### EXERCISE AIM
Omit all pictures, then retype the data exactly as given.

--- BEGIN DATA FOR THIS EXERCISE ---

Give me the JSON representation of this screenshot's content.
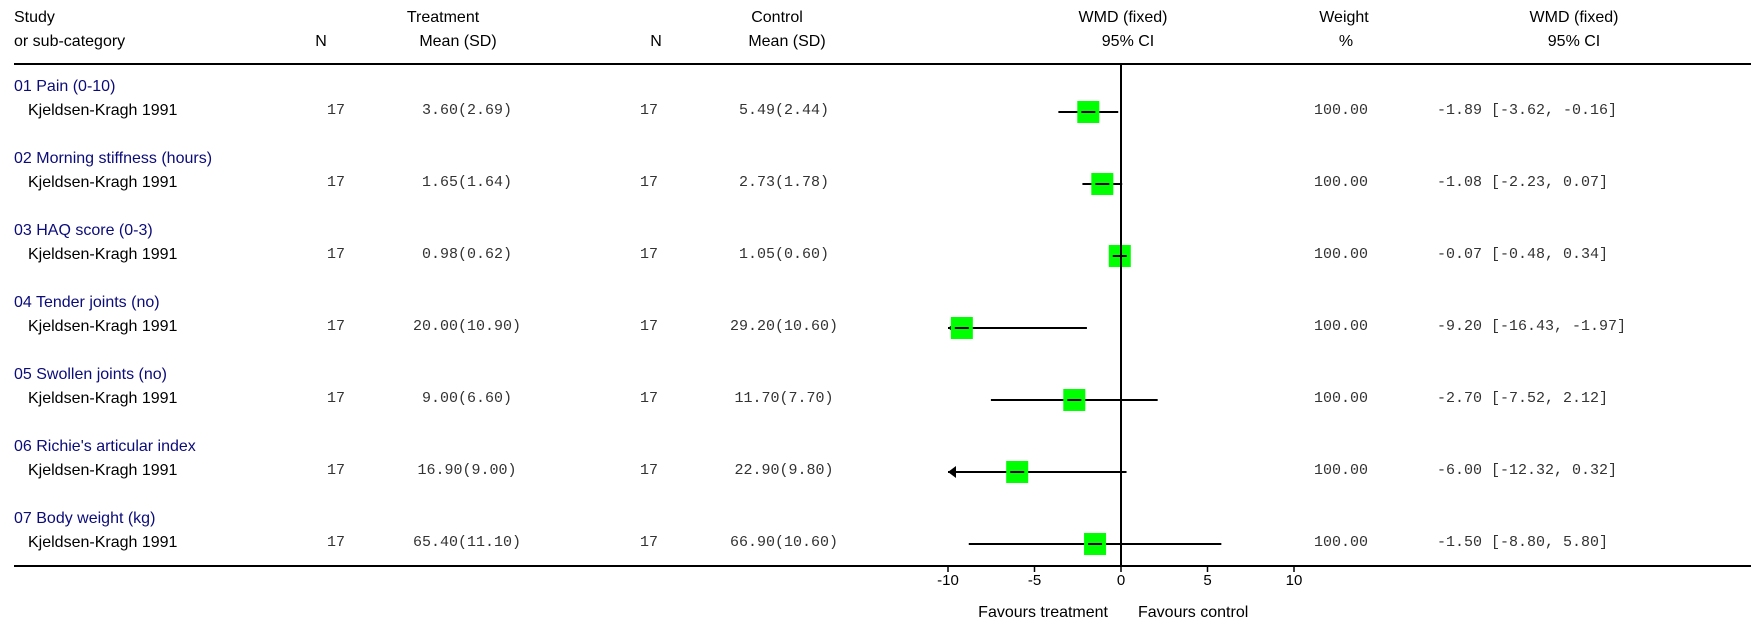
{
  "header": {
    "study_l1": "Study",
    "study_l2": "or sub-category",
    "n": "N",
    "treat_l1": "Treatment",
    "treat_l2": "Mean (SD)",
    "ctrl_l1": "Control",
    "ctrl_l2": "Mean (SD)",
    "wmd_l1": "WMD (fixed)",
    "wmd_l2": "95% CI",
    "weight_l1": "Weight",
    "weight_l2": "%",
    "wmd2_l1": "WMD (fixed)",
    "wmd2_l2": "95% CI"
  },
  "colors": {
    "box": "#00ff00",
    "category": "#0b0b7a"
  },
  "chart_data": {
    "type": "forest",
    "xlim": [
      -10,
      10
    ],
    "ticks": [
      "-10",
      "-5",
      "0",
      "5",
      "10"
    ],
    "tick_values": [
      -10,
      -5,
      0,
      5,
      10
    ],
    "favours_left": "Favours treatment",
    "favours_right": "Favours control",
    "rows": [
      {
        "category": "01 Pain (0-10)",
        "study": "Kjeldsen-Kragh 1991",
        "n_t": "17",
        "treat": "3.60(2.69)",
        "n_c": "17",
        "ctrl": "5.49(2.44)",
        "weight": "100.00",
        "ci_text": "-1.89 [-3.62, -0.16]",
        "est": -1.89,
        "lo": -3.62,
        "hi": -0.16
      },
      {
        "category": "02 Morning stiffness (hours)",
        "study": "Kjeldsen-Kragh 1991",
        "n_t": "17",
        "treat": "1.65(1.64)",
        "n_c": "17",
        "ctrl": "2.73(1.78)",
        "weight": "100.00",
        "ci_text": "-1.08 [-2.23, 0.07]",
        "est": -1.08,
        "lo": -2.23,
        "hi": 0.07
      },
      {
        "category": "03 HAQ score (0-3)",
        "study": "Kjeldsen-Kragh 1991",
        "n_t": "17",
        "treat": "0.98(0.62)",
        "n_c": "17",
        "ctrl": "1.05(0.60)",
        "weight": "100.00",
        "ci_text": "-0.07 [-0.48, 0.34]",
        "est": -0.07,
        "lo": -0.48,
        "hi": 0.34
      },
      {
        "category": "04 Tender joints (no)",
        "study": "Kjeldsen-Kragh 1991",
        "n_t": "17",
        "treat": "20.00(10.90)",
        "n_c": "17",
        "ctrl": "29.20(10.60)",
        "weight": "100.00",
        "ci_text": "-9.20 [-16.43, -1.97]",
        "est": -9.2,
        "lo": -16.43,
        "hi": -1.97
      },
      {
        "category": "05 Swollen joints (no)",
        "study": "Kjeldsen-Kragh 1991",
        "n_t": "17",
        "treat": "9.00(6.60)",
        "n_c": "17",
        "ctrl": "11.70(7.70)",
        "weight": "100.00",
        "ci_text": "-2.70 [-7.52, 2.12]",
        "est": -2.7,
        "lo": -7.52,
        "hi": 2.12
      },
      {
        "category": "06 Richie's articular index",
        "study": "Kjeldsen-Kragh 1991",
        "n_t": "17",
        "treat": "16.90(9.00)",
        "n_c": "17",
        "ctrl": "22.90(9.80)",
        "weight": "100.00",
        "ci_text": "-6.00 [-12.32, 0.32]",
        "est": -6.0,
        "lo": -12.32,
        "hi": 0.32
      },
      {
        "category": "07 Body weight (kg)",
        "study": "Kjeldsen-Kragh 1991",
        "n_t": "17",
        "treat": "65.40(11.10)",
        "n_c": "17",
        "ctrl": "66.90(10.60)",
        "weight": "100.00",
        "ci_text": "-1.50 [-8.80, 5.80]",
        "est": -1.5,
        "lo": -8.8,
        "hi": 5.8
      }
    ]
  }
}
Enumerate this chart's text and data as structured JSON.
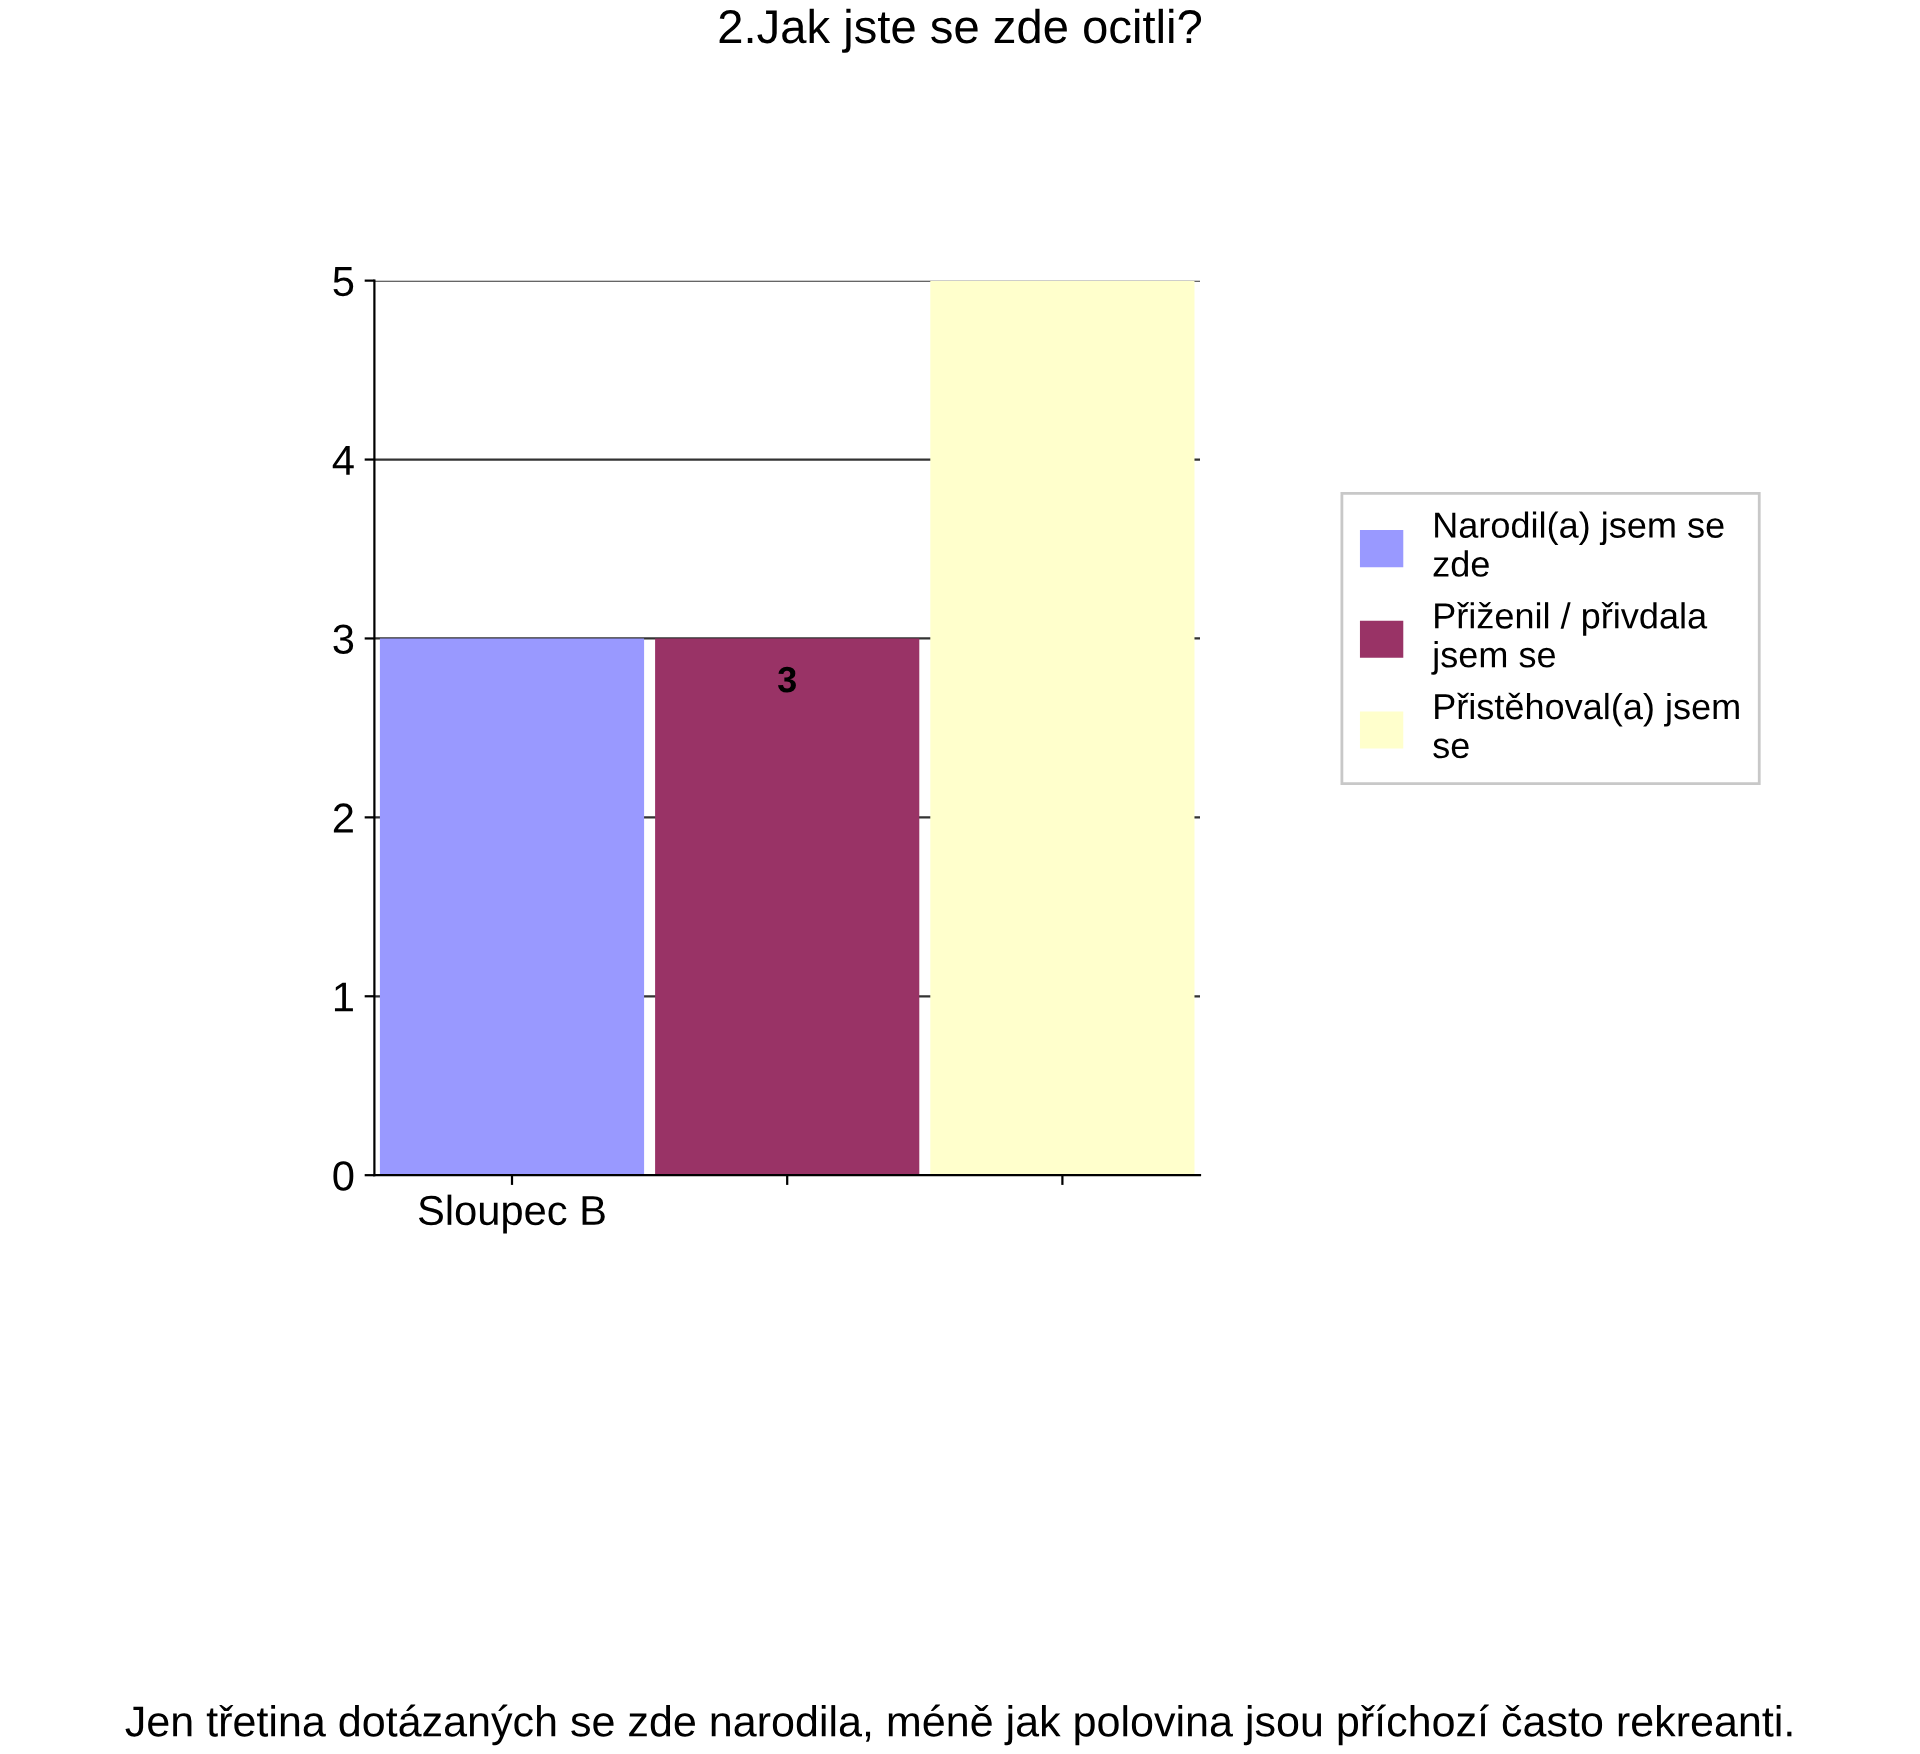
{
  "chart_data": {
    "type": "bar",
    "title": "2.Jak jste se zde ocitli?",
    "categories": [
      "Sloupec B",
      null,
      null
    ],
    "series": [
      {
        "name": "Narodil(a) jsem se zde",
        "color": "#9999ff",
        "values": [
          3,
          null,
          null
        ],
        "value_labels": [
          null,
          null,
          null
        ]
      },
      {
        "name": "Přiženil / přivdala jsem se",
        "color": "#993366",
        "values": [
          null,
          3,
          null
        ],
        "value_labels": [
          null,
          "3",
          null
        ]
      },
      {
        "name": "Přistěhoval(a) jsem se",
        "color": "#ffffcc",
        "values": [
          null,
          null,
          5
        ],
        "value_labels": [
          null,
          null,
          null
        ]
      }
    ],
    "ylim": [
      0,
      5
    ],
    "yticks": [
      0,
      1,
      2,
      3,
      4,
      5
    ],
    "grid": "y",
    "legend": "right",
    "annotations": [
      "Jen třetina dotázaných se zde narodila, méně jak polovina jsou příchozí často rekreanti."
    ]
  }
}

--- END DATA FOR THIS EXERCISE ---

### WRITTEN REPLY
Give me the JSON representation of this screenshot's content.
{
  "header": {
    "study_l1": "Study",
    "study_l2": "or sub-category",
    "n": "N",
    "treat_l1": "Treatment",
    "treat_l2": "Mean (SD)",
    "ctrl_l1": "Control",
    "ctrl_l2": "Mean (SD)",
    "wmd_l1": "WMD (fixed)",
    "wmd_l2": "95% CI",
    "weight_l1": "Weight",
    "weight_l2": "%",
    "wmd2_l1": "WMD (fixed)",
    "wmd2_l2": "95% CI"
  },
  "colors": {
    "box": "#00ff00",
    "category": "#0b0b7a"
  },
  "chart_data": {
    "type": "forest",
    "xlim": [
      -10,
      10
    ],
    "ticks": [
      "-10",
      "-5",
      "0",
      "5",
      "10"
    ],
    "tick_values": [
      -10,
      -5,
      0,
      5,
      10
    ],
    "favours_left": "Favours treatment",
    "favours_right": "Favours control",
    "rows": [
      {
        "category": "01 Pain (0-10)",
        "study": "Kjeldsen-Kragh 1991",
        "n_t": "17",
        "treat": "3.60(2.69)",
        "n_c": "17",
        "ctrl": "5.49(2.44)",
        "weight": "100.00",
        "ci_text": "-1.89 [-3.62, -0.16]",
        "est": -1.89,
        "lo": -3.62,
        "hi": -0.16
      },
      {
        "category": "02 Morning stiffness (hours)",
        "study": "Kjeldsen-Kragh 1991",
        "n_t": "17",
        "treat": "1.65(1.64)",
        "n_c": "17",
        "ctrl": "2.73(1.78)",
        "weight": "100.00",
        "ci_text": "-1.08 [-2.23, 0.07]",
        "est": -1.08,
        "lo": -2.23,
        "hi": 0.07
      },
      {
        "category": "03 HAQ score (0-3)",
        "study": "Kjeldsen-Kragh 1991",
        "n_t": "17",
        "treat": "0.98(0.62)",
        "n_c": "17",
        "ctrl": "1.05(0.60)",
        "weight": "100.00",
        "ci_text": "-0.07 [-0.48, 0.34]",
        "est": -0.07,
        "lo": -0.48,
        "hi": 0.34
      },
      {
        "category": "04 Tender joints (no)",
        "study": "Kjeldsen-Kragh 1991",
        "n_t": "17",
        "treat": "20.00(10.90)",
        "n_c": "17",
        "ctrl": "29.20(10.60)",
        "weight": "100.00",
        "ci_text": "-9.20 [-16.43, -1.97]",
        "est": -9.2,
        "lo": -16.43,
        "hi": -1.97
      },
      {
        "category": "05 Swollen joints (no)",
        "study": "Kjeldsen-Kragh 1991",
        "n_t": "17",
        "treat": "9.00(6.60)",
        "n_c": "17",
        "ctrl": "11.70(7.70)",
        "weight": "100.00",
        "ci_text": "-2.70 [-7.52, 2.12]",
        "est": -2.7,
        "lo": -7.52,
        "hi": 2.12
      },
      {
        "category": "06 Richie's articular index",
        "study": "Kjeldsen-Kragh 1991",
        "n_t": "17",
        "treat": "16.90(9.00)",
        "n_c": "17",
        "ctrl": "22.90(9.80)",
        "weight": "100.00",
        "ci_text": "-6.00 [-12.32, 0.32]",
        "est": -6.0,
        "lo": -12.32,
        "hi": 0.32
      },
      {
        "category": "07 Body weight (kg)",
        "study": "Kjeldsen-Kragh 1991",
        "n_t": "17",
        "treat": "65.40(11.10)",
        "n_c": "17",
        "ctrl": "66.90(10.60)",
        "weight": "100.00",
        "ci_text": "-1.50 [-8.80, 5.80]",
        "est": -1.5,
        "lo": -8.8,
        "hi": 5.8
      }
    ]
  }
}
Enumerate this chart's text and data as structured JSON.
{
  "chart_data": {
    "type": "bar",
    "title": "2.Jak jste se zde ocitli?",
    "categories": [
      "Sloupec B",
      null,
      null
    ],
    "series": [
      {
        "name": "Narodil(a) jsem se zde",
        "color": "#9999ff",
        "values": [
          3,
          null,
          null
        ],
        "value_labels": [
          null,
          null,
          null
        ]
      },
      {
        "name": "Přiženil / přivdala jsem se",
        "color": "#993366",
        "values": [
          null,
          3,
          null
        ],
        "value_labels": [
          null,
          "3",
          null
        ]
      },
      {
        "name": "Přistěhoval(a) jsem se",
        "color": "#ffffcc",
        "values": [
          null,
          null,
          5
        ],
        "value_labels": [
          null,
          null,
          null
        ]
      }
    ],
    "ylim": [
      0,
      5
    ],
    "yticks": [
      0,
      1,
      2,
      3,
      4,
      5
    ],
    "grid": "y",
    "legend": "right",
    "annotations": [
      "Jen třetina dotázaných se zde narodila, méně jak polovina jsou příchozí často rekreanti."
    ]
  }
}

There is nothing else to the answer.